▶ _GIVEN INSTRUCTION_
Pull every line of the entries that has the word "label".

▶ _Data records_
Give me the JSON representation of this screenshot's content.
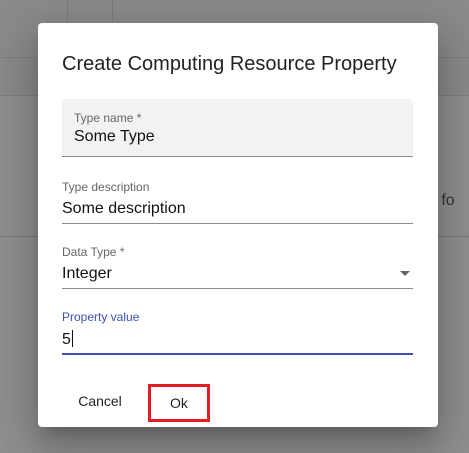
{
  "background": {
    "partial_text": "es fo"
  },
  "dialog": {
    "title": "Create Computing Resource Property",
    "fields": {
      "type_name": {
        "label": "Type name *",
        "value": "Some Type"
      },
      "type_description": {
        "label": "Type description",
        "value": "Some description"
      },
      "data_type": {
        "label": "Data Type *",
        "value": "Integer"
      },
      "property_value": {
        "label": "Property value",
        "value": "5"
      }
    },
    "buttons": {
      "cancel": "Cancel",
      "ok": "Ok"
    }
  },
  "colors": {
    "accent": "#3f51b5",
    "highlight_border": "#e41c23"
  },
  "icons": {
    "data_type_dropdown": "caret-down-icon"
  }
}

▶ _WRITTEN RESPONSE_
        "label": "Type name *",
        "label": "Type description",
        "label": "Data Type *",
        "label": "Property value",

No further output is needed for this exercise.